■ **Items listed in a dataset**
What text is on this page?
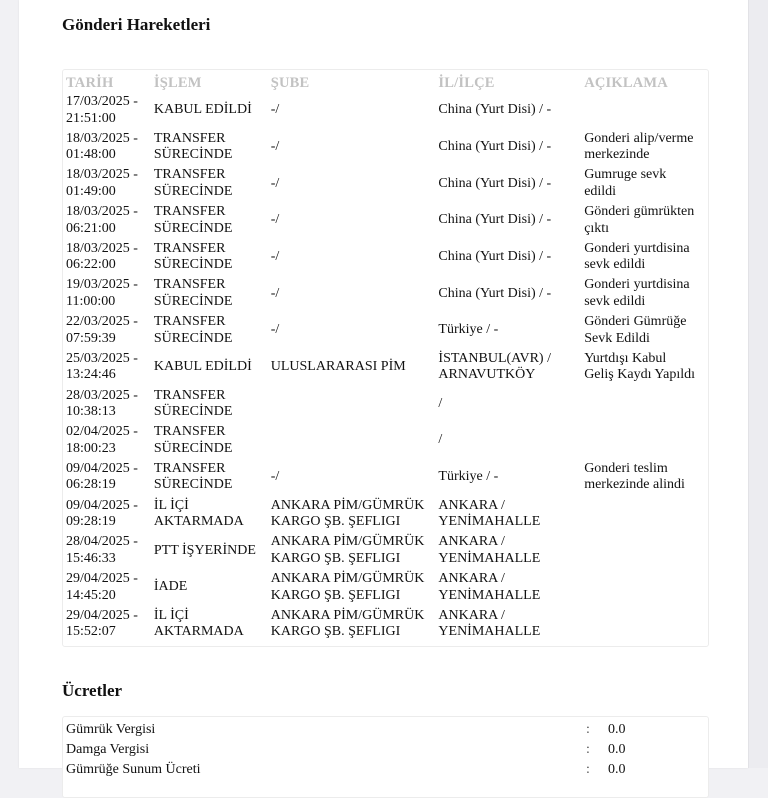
Gönderi Hareketleri
TARİH	İŞLEM	ŞUBE	İL/İLÇE	AÇIKLAMA
17/03/2025 -
21:51:00	KABUL EDİLDİ	-/	China (Yurt Disi) / -	
18/03/2025 -
01:48:00	TRANSFER
SÜRECİNDE	-/	China (Yurt Disi) / -	Gonderi alip/verme
merkezinde
18/03/2025 -
01:49:00	TRANSFER
SÜRECİNDE	-/	China (Yurt Disi) / -	Gumruge sevk
edildi
18/03/2025 -
06:21:00	TRANSFER
SÜRECİNDE	-/	China (Yurt Disi) / -	Gönderi gümrükten
çıktı
18/03/2025 -
06:22:00	TRANSFER
SÜRECİNDE	-/	China (Yurt Disi) / -	Gonderi yurtdisina
sevk edildi
19/03/2025 -
11:00:00	TRANSFER
SÜRECİNDE	-/	China (Yurt Disi) / -	Gonderi yurtdisina
sevk edildi
22/03/2025 -
07:59:39	TRANSFER
SÜRECİNDE	-/	Türkiye / -	Gönderi Gümrüğe
Sevk Edildi
25/03/2025 -
13:24:46	KABUL EDİLDİ	ULUSLARARASI PİM	İSTANBUL(AVR) /
ARNAVUTKÖY	Yurtdışı Kabul
Geliş Kaydı Yapıldı
28/03/2025 -
10:38:13	TRANSFER
SÜRECİNDE		/	
02/04/2025 -
18:00:23	TRANSFER
SÜRECİNDE		/	
09/04/2025 -
06:28:19	TRANSFER
SÜRECİNDE	-/	Türkiye / -	Gonderi teslim
merkezinde alindi
09/04/2025 -
09:28:19	İL İÇİ
AKTARMADA	ANKARA PİM/GÜMRÜK
KARGO ŞB. ŞEFLIGI	ANKARA /
YENİMAHALLE	
28/04/2025 -
15:46:33	PTT İŞYERİNDE	ANKARA PİM/GÜMRÜK
KARGO ŞB. ŞEFLIGI	ANKARA /
YENİMAHALLE	
29/04/2025 -
14:45:20	İADE	ANKARA PİM/GÜMRÜK
KARGO ŞB. ŞEFLIGI	ANKARA /
YENİMAHALLE	
29/04/2025 -
15:52:07	İL İÇİ
AKTARMADA	ANKARA PİM/GÜMRÜK
KARGO ŞB. ŞEFLIGI	ANKARA /
YENİMAHALLE	
Ücretler
Gümrük Vergisi	: 0.0
Damga Vergisi	: 0.0
Gümrüğe Sunum Ücreti	: 0.0
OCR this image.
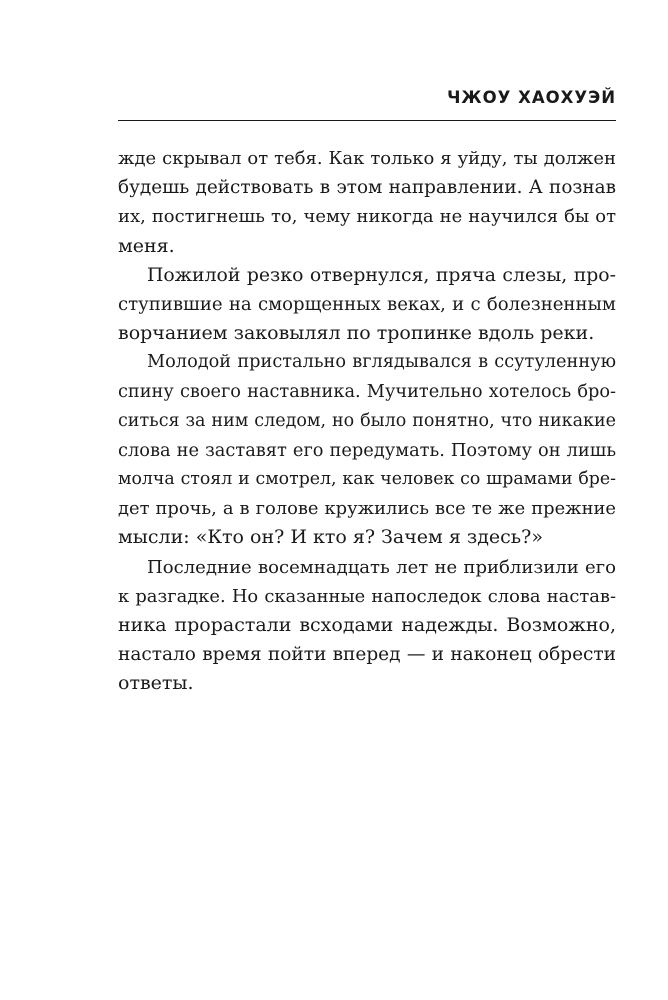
ЧЖОУ ХАОХУЭЙ
жде скрывал от тебя. Как только я уйду, ты должен
будешь действовать в этом направлении. А познав
их, постигнешь то, чему никогда не научился бы от
меня.
Пожилой резко отвернулся, пряча слезы, про-
ступившие на сморщенных веках, и с болезненным
ворчанием заковылял по тропинке вдоль реки.
Молодой пристально вглядывался в ссутуленную
спину своего наставника. Мучительно хотелось бро-
ситься за ним следом, но было понятно, что никакие
слова не заставят его передумать. Поэтому он лишь
молча стоял и смотрел, как человек со шрамами бре-
дет прочь, а в голове кружились все те же прежние
мысли: «Кто он? И кто я? Зачем я здесь?»
Последние восемнадцать лет не приблизили его
к разгадке. Но сказанные напоследок слова настав-
ника прорастали всходами надежды. Возможно,
настало время пойти вперед — и наконец обрести
ответы.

■ **PROBLEM**
Copy out every line of the material above exactly, skipping the pictures.

■ **CORRECT RESULT**
What text is on this page?
Gönderi Hareketleri
TARİH	İŞLEM	ŞUBE	İL/İLÇE	AÇIKLAMA
17/03/2025 -
21:51:00	KABUL EDİLDİ	-/	China (Yurt Disi) / -	
18/03/2025 -
01:48:00	TRANSFER
SÜRECİNDE	-/	China (Yurt Disi) / -	Gonderi alip/verme
merkezinde
18/03/2025 -
01:49:00	TRANSFER
SÜRECİNDE	-/	China (Yurt Disi) / -	Gumruge sevk
edildi
18/03/2025 -
06:21:00	TRANSFER
SÜRECİNDE	-/	China (Yurt Disi) / -	Gönderi gümrükten
çıktı
18/03/2025 -
06:22:00	TRANSFER
SÜRECİNDE	-/	China (Yurt Disi) / -	Gonderi yurtdisina
sevk edildi
19/03/2025 -
11:00:00	TRANSFER
SÜRECİNDE	-/	China (Yurt Disi) / -	Gonderi yurtdisina
sevk edildi
22/03/2025 -
07:59:39	TRANSFER
SÜRECİNDE	-/	Türkiye / -	Gönderi Gümrüğe
Sevk Edildi
25/03/2025 -
13:24:46	KABUL EDİLDİ	ULUSLARARASI PİM	İSTANBUL(AVR) /
ARNAVUTKÖY	Yurtdışı Kabul
Geliş Kaydı Yapıldı
28/03/2025 -
10:38:13	TRANSFER
SÜRECİNDE		/	
02/04/2025 -
18:00:23	TRANSFER
SÜRECİNDE		/	
09/04/2025 -
06:28:19	TRANSFER
SÜRECİNDE	-/	Türkiye / -	Gonderi teslim
merkezinde alindi
09/04/2025 -
09:28:19	İL İÇİ
AKTARMADA	ANKARA PİM/GÜMRÜK
KARGO ŞB. ŞEFLIGI	ANKARA /
YENİMAHALLE	
28/04/2025 -
15:46:33	PTT İŞYERİNDE	ANKARA PİM/GÜMRÜK
KARGO ŞB. ŞEFLIGI	ANKARA /
YENİMAHALLE	
29/04/2025 -
14:45:20	İADE	ANKARA PİM/GÜMRÜK
KARGO ŞB. ŞEFLIGI	ANKARA /
YENİMAHALLE	
29/04/2025 -
15:52:07	İL İÇİ
AKTARMADA	ANKARA PİM/GÜMRÜK
KARGO ŞB. ŞEFLIGI	ANKARA /
YENİMAHALLE	
Ücretler
Gümrük Vergisi	: 0.0
Damga Vergisi	: 0.0
Gümrüğe Sunum Ücreti	: 0.0
OCR this image.
ЧЖОУ ХАОХУЭЙ
жде скрывал от тебя. Как только я уйду, ты должен
будешь действовать в этом направлении. А познав
их, постигнешь то, чему никогда не научился бы от
меня.
Пожилой резко отвернулся, пряча слезы, про-
ступившие на сморщенных веках, и с болезненным
ворчанием заковылял по тропинке вдоль реки.
Молодой пристально вглядывался в ссутуленную
спину своего наставника. Мучительно хотелось бро-
ситься за ним следом, но было понятно, что никакие
слова не заставят его передумать. Поэтому он лишь
молча стоял и смотрел, как человек со шрамами бре-
дет прочь, а в голове кружились все те же прежние
мысли: «Кто он? И кто я? Зачем я здесь?»
Последние восемнадцать лет не приблизили его
к разгадке. Но сказанные напоследок слова настав-
ника прорастали всходами надежды. Возможно,
настало время пойти вперед — и наконец обрести
ответы.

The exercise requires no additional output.